Returns an approximate total weighted size of entries in this cache.

The value returned is an estimate; the actual size may differ if there are concurrent insertions or removals, or if some entries are pending removal due to expiration. This inaccuracy can be mitigated by performing a sync() first. See entry_count for a sample code.

impl<K, V> Cache<K, V, RandomState>

where K: Hash + Eq + Send + Sync + 'static, V: Clone + Send + Sync + 'static,

pub fn new(max_capacity: u64) -> Self

Constructs a new Cache<K, V> that will store up to the max_capacity.

To adjust various configuration knobs such as initial_capacity or time_to_live, use the CacheBuilder.

pub fn builder() -> CacheBuilder<K, V, Cache<K, V, RandomState>>

Returns a CacheBuilder, which can builds a Cache or SegmentedCache with various configuration knobs.

impl<K, V, S> Cache<K, V, S>

where K: Hash + Eq + Send + Sync + 'static, V: Clone + Send + Sync + 'static, S: BuildHasher + Clone + Send + Sync + 'static,

pub fn contains_key<Q>(&self, key: &Q) -> bool

where K: Borrow<Q>, Q: Hash + Eq + ?Sized,

Returns true if the cache contains a value for the key.

Unlike the get method, this method is not considered a cache read operation, so it does not update the historic popularity estimator or reset the idle timer for the key.

The key may be any borrowed form of the cache’s key type, but Hash and Eq on the borrowed form must match those for the key type.

pub fn get<Q>(&self, key: &Q) -> Option<V>

where K: Borrow<Q>, Q: Hash + Eq + ?Sized,

Returns a clone of the value corresponding to the key.

If you want to store values that will be expensive to clone, wrap them by std::sync::Arc before storing in a cache. Arc is a thread-safe reference-counted pointer and its clone() method is cheap.

The key may be any borrowed form of the cache’s key type, but Hash and Eq on the borrowed form must match those for the key type.

GIVEN DATA:
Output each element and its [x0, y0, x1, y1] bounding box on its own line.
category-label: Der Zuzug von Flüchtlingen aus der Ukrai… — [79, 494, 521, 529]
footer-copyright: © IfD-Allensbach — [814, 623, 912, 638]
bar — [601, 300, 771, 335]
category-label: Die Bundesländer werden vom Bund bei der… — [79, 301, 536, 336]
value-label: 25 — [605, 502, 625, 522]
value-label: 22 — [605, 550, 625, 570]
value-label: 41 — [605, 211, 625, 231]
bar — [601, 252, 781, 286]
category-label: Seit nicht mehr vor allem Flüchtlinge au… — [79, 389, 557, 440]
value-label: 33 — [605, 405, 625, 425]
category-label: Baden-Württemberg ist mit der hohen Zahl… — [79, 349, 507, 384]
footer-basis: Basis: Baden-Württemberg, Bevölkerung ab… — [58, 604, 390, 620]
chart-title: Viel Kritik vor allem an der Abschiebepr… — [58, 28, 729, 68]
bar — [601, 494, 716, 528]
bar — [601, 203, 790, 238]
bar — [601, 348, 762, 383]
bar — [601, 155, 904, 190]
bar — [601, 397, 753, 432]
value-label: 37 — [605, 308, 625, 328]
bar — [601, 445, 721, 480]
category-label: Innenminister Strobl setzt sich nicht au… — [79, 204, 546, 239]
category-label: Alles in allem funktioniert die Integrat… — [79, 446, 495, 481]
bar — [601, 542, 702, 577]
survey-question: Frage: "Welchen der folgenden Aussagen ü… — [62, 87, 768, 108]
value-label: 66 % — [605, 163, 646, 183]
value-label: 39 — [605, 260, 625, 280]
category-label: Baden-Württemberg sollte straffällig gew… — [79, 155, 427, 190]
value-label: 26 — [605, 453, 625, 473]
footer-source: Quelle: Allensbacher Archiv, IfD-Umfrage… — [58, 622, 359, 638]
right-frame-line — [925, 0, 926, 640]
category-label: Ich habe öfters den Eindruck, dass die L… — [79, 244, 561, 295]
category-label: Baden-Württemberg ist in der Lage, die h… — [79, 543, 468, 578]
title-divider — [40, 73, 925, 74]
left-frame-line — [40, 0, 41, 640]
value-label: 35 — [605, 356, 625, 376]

PROBLEM SET:
1. Swap "value-label" for "data-label" in the listing, beginning with its first line and going on through the line with "bar — [601, 252, 781, 286]". Give only those lines again, with nothing else changed.
2. Pick up the cache documentation text after its last sentence and continue it.
The cache documentation text and the listing are two separate, unrelated pieces of material.

ANSWERS TO THE TASKS:
1.
Output each element and its [x0, y0, x1, y1] bounding box on its own line.
category-label: Der Zuzug von Flüchtlingen aus der Ukrai… — [79, 494, 521, 529]
footer-copyright: © IfD-Allensbach — [814, 623, 912, 638]
bar — [601, 300, 771, 335]
category-label: Die Bundesländer werden vom Bund bei der… — [79, 301, 536, 336]
data-label: 25 — [605, 502, 625, 522]
data-label: 22 — [605, 550, 625, 570]
data-label: 41 — [605, 211, 625, 231]
bar — [601, 252, 781, 286]

2.
pub fn get_or_insert_with(&self, key: K, init: impl FnOnce() -> V) -> V

👎Deprecated since 0.8.0: Replaced with get_with

Deprecated, replaced with get_with

pub fn get_or_try_insert_with<F, E>(&self, key: K, init: F) -> Result<V, Arc<E>>

where F: FnOnce() -> Result<V, E>, E: Send + Sync + 'static,

👎Deprecated since 0.8.0: Replaced with try_get_with

Deprecated, replaced with try_get_with

pub fn get_with(&self, key: K, init: impl FnOnce() -> V) -> V

Returns a clone of the value corresponding to the key. If the value does not exist, evaluates the init closure and inserts the output.

Concurrent calls on the same key

This method guarantees that concurrent calls on the same not-existing key are coalesced into one evaluation of the init closure. Only one of the calls evaluates its closure, and other calls wait for that closure to complete.

The following code snippet demonstrates this behavior:

use moka::sync::Cache;
use std::{sync::Arc, thread};

const TEN_MIB: usize = 10 * 1024 * 1024; // 10MiB
let cache = Cache::new(100);

// Spawn four threads.
let threads: Vec<_> = (0..4_u8)
    .map(|task_id| {
        let my_cache = cache.clone();
        thread::spawn(move || {
            println!("Thread {} started.", task_id);

            // Try to insert and get the value for key1. Although all four
            // threads will call `get_with` at the same time, the `init` closure
            // must be evaluated only once.
            let value = my_cache.get_with("key1", || {
                println!("Thread {} inserting a value.", task_id);
                Arc::new(vec![0u8; TEN_MIB])
            });

            // Ensure the value exists now.
            assert_eq!(value.len(), TEN_MIB);
            assert!(my_cache.get(&"key1").is_some());

            println!("Thread {} got the value. (len: {})", task_id, value.len());
        })
    })
    .collect();

// Wait all threads to complete.
threads
    .into_iter()
    .for_each(|t| t.join().expect("Thread failed"));

Result

• The init closure was called exactly once by thread 1.
• Other threads were blocked until thread 1 inserted the value.

Thread 1 started.
Thread 0 started.
Thread 3 started.
Thread 2 started.
Thread 1 inserting a value.
Thread 2 got the value. (len: 10485760)
Thread 1 got the value. (len: 10485760)
Thread 0 got the value. (len: 10485760)
Thread 3 got the value. (len: 10485760)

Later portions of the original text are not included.